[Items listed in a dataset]
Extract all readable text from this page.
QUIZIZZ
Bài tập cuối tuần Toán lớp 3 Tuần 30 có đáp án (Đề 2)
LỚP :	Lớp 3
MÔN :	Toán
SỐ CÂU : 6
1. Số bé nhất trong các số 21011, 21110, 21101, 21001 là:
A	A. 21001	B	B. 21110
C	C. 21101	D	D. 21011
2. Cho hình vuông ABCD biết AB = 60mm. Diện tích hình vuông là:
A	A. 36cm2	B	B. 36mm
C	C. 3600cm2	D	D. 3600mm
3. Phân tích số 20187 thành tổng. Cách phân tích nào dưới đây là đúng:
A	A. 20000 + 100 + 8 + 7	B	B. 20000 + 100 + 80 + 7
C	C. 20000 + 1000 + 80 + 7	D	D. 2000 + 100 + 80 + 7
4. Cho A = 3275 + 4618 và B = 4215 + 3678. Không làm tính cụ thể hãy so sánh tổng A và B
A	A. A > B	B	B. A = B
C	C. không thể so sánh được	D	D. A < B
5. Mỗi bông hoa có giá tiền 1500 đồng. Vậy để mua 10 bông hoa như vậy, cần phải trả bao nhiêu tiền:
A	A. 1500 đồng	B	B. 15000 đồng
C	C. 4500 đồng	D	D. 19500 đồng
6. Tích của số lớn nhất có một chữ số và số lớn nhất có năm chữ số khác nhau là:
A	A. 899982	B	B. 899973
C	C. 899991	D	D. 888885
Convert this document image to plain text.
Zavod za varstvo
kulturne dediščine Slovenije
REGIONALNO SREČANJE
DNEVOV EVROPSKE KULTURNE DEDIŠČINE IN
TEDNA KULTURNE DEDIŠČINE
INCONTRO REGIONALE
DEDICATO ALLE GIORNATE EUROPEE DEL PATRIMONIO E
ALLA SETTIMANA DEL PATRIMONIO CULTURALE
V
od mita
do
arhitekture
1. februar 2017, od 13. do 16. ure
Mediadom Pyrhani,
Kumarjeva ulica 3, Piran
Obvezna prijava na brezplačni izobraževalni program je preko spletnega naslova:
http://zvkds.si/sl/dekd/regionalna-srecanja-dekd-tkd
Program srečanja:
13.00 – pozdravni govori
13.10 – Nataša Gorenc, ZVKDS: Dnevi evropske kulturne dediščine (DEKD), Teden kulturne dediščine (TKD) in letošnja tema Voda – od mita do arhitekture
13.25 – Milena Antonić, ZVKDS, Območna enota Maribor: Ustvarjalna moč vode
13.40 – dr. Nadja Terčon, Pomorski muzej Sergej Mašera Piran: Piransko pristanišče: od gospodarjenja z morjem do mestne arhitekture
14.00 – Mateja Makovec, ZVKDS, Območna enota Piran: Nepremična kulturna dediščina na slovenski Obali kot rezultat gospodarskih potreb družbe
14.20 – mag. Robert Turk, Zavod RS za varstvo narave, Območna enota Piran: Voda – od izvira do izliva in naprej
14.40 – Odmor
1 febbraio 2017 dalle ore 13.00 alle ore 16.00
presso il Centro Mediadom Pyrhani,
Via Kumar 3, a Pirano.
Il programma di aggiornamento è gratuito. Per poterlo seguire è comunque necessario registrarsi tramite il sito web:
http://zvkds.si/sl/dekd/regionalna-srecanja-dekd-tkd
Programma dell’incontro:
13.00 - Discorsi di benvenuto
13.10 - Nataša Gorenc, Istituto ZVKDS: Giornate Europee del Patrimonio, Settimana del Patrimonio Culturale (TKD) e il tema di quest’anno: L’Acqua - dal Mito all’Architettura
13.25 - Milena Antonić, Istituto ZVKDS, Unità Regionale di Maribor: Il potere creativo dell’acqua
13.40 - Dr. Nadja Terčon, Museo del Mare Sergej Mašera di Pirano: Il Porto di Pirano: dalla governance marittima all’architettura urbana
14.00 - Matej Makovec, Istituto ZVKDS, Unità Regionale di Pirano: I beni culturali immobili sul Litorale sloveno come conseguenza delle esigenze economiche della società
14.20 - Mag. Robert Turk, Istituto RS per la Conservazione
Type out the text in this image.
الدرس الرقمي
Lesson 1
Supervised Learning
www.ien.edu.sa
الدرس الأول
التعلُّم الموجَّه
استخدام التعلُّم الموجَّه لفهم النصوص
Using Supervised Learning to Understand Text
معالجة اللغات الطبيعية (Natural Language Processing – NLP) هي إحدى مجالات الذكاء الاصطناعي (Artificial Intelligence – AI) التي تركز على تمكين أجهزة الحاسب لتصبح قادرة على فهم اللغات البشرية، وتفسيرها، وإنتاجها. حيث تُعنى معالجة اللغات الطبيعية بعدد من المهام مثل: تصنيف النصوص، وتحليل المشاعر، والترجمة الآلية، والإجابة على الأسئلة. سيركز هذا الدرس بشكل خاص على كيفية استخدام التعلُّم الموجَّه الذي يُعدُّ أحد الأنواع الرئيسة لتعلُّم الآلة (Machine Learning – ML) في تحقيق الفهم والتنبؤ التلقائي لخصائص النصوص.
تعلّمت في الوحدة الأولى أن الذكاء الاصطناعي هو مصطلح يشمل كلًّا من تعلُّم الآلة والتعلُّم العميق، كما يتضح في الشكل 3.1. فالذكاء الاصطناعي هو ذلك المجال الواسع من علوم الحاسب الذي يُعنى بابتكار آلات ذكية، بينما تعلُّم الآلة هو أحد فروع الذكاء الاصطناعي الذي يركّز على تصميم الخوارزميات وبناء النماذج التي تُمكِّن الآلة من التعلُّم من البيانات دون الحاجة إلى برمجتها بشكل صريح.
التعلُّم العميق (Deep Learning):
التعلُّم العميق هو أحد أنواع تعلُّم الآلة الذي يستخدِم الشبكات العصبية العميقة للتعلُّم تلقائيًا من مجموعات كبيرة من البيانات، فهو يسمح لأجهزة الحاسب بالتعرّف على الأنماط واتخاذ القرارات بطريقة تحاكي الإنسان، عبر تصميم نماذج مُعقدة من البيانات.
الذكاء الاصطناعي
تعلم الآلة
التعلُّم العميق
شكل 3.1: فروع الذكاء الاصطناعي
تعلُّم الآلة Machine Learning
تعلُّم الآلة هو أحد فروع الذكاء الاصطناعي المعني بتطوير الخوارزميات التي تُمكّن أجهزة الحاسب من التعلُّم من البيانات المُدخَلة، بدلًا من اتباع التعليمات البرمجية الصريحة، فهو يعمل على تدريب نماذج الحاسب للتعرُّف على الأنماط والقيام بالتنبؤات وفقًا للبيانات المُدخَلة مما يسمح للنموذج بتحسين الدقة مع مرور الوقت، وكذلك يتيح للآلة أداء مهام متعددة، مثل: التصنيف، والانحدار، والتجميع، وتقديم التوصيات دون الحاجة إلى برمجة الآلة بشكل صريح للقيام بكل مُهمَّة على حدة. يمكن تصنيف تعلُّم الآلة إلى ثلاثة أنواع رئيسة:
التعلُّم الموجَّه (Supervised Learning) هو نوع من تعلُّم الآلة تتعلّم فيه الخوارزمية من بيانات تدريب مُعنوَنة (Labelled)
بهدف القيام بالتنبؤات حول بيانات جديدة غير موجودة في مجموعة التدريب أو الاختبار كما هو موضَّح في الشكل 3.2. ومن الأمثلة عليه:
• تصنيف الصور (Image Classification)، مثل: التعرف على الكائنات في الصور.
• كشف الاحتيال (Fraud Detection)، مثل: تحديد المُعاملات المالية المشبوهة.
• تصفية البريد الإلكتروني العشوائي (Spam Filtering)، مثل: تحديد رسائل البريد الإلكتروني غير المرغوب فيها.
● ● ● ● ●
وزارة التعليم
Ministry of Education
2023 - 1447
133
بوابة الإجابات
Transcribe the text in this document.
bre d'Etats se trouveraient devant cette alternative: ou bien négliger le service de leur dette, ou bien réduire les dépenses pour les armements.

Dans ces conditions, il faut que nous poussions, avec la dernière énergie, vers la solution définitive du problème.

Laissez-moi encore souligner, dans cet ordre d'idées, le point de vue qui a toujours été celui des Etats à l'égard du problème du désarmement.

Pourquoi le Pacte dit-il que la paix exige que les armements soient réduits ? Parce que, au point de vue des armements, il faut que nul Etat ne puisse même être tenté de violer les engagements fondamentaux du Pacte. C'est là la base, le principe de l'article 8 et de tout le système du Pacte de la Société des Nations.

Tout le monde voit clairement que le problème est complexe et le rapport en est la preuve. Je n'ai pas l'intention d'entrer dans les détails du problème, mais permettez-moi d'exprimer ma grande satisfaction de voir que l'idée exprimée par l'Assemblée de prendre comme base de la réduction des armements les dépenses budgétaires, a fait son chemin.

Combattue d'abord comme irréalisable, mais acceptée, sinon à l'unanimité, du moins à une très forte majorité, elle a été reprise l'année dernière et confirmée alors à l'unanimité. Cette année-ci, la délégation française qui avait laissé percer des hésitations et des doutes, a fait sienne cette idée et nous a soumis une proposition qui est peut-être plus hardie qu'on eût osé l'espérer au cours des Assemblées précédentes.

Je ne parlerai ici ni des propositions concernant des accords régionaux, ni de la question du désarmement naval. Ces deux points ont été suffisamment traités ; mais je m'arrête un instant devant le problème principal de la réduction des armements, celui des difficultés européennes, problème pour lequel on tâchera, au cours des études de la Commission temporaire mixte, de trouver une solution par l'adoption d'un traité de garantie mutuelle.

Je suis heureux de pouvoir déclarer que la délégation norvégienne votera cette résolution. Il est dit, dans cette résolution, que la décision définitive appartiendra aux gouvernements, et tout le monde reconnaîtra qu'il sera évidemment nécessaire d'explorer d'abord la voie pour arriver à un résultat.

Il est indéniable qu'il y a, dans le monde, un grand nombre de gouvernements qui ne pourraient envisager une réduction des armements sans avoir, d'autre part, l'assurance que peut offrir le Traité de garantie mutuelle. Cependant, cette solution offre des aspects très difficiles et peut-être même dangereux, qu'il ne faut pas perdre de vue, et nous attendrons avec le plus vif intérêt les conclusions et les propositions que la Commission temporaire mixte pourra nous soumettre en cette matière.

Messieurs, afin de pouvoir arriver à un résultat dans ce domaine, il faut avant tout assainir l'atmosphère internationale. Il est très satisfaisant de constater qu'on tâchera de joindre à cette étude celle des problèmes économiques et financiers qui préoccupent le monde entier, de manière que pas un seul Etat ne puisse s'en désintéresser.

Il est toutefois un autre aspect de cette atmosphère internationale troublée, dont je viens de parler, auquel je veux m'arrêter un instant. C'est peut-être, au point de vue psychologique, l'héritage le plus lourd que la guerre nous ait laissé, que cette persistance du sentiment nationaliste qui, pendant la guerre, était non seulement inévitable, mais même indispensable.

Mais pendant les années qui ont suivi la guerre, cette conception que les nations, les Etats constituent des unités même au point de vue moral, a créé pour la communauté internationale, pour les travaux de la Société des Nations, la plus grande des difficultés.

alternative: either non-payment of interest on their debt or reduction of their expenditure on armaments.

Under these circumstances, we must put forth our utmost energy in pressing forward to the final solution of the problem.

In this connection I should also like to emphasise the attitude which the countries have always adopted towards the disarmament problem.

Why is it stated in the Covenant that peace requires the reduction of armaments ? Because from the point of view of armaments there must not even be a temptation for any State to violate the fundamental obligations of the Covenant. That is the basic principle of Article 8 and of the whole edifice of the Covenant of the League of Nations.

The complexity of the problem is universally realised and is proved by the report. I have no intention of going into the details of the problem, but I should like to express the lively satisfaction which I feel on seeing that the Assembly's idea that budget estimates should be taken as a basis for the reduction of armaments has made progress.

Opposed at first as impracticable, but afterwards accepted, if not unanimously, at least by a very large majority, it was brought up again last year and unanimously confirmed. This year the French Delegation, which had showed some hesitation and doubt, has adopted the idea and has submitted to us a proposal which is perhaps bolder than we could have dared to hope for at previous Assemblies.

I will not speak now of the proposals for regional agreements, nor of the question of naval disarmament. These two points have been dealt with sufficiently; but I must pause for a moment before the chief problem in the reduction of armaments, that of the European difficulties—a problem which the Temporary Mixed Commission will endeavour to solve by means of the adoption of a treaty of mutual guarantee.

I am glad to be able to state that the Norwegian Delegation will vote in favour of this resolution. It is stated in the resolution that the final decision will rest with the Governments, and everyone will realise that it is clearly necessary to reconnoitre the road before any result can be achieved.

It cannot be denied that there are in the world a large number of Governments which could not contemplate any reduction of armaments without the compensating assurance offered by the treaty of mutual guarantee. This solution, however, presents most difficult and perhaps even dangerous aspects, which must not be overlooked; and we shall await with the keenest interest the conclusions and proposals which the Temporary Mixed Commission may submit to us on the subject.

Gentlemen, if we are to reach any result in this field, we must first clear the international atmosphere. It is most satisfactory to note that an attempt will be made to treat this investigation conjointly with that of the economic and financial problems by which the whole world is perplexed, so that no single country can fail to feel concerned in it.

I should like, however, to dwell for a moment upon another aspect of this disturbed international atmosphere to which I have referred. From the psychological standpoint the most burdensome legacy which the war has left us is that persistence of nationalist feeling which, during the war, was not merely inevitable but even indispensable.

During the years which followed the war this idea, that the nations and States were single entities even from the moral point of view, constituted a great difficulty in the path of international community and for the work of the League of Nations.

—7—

■ **WHAT THE TASK ASKS**: Give only the count of lines in this material that contain the string "Toán".

■ **FULL RESPONSE**: 2